__WHAT IS NEEDED__: Take the material and output all of it exactly.

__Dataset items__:
+-------+

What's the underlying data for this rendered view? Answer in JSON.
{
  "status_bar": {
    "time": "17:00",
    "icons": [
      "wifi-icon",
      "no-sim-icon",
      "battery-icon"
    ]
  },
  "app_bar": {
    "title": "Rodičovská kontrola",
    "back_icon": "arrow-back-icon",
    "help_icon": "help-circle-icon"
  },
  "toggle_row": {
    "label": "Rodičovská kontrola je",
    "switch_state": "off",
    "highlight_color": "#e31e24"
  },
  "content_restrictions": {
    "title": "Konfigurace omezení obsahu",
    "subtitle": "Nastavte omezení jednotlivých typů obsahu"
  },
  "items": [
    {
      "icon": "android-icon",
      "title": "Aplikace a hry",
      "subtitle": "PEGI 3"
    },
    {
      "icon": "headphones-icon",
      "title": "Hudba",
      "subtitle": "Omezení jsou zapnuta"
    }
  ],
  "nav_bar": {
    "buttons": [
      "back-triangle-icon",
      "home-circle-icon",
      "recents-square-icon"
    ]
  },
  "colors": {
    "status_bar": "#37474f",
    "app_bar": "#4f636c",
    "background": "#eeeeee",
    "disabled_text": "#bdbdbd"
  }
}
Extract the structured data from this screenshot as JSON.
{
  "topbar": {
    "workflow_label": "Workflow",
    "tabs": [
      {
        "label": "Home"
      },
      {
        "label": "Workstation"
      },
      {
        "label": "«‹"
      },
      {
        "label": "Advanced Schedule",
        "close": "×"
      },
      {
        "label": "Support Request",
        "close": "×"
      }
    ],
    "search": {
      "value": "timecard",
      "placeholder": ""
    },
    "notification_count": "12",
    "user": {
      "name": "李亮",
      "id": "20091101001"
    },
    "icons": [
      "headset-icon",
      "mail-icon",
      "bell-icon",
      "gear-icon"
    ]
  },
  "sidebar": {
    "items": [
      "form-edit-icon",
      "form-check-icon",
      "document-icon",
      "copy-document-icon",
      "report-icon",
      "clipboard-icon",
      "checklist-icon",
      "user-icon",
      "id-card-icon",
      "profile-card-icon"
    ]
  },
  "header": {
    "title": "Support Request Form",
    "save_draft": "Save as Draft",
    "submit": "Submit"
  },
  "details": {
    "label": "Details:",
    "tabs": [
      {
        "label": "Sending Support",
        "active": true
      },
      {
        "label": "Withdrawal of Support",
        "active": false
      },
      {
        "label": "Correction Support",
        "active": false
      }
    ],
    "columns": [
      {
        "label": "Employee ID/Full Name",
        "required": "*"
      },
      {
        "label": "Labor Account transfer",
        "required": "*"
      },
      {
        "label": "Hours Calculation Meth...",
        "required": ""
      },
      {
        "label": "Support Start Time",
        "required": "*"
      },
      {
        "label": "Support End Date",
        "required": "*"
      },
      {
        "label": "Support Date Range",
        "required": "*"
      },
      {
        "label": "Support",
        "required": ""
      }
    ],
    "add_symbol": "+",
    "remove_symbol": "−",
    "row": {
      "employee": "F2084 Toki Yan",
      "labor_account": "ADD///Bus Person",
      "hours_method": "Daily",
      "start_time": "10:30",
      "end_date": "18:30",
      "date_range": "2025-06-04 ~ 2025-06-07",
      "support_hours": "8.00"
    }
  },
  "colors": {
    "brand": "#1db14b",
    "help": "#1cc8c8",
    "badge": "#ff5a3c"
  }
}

+-------+

__FINISHED TASK__:
What's the underlying data for this rendered view? Answer in JSON.
{
  "status_bar": {
    "time": "17:00",
    "icons": [
      "wifi-icon",
      "no-sim-icon",
      "battery-icon"
    ]
  },
  "app_bar": {
    "title": "Rodičovská kontrola",
    "back_icon": "arrow-back-icon",
    "help_icon": "help-circle-icon"
  },
  "toggle_row": {
    "label": "Rodičovská kontrola je",
    "switch_state": "off",
    "highlight_color": "#e31e24"
  },
  "content_restrictions": {
    "title": "Konfigurace omezení obsahu",
    "subtitle": "Nastavte omezení jednotlivých typů obsahu"
  },
  "items": [
    {
      "icon": "android-icon",
      "title": "Aplikace a hry",
      "subtitle": "PEGI 3"
    },
    {
      "icon": "headphones-icon",
      "title": "Hudba",
      "subtitle": "Omezení jsou zapnuta"
    }
  ],
  "nav_bar": {
    "buttons": [
      "back-triangle-icon",
      "home-circle-icon",
      "recents-square-icon"
    ]
  },
  "colors": {
    "status_bar": "#37474f",
    "app_bar": "#4f636c",
    "background": "#eeeeee",
    "disabled_text": "#bdbdbd"
  }
}
Extract the structured data from this screenshot as JSON.
{
  "topbar": {
    "workflow_label": "Workflow",
    "tabs": [
      {
        "label": "Home"
      },
      {
        "label": "Workstation"
      },
      {
        "label": "«‹"
      },
      {
        "label": "Advanced Schedule",
        "close": "×"
      },
      {
        "label": "Support Request",
        "close": "×"
      }
    ],
    "search": {
      "value": "timecard",
      "placeholder": ""
    },
    "notification_count": "12",
    "user": {
      "name": "李亮",
      "id": "20091101001"
    },
    "icons": [
      "headset-icon",
      "mail-icon",
      "bell-icon",
      "gear-icon"
    ]
  },
  "sidebar": {
    "items": [
      "form-edit-icon",
      "form-check-icon",
      "document-icon",
      "copy-document-icon",
      "report-icon",
      "clipboard-icon",
      "checklist-icon",
      "user-icon",
      "id-card-icon",
      "profile-card-icon"
    ]
  },
  "header": {
    "title": "Support Request Form",
    "save_draft": "Save as Draft",
    "submit": "Submit"
  },
  "details": {
    "label": "Details:",
    "tabs": [
      {
        "label": "Sending Support",
        "active": true
      },
      {
        "label": "Withdrawal of Support",
        "active": false
      },
      {
        "label": "Correction Support",
        "active": false
      }
    ],
    "columns": [
      {
        "label": "Employee ID/Full Name",
        "required": "*"
      },
      {
        "label": "Labor Account transfer",
        "required": "*"
      },
      {
        "label": "Hours Calculation Meth...",
        "required": ""
      },
      {
        "label": "Support Start Time",
        "required": "*"
      },
      {
        "label": "Support End Date",
        "required": "*"
      },
      {
        "label": "Support Date Range",
        "required": "*"
      },
      {
        "label": "Support",
        "required": ""
      }
    ],
    "add_symbol": "+",
    "remove_symbol": "−",
    "row": {
      "employee": "F2084 Toki Yan",
      "labor_account": "ADD///Bus Person",
      "hours_method": "Daily",
      "start_time": "10:30",
      "end_date": "18:30",
      "date_range": "2025-06-04 ~ 2025-06-07",
      "support_hours": "8.00"
    }
  },
  "colors": {
    "brand": "#1db14b",
    "help": "#1cc8c8",
    "badge": "#ff5a3c"
  }
}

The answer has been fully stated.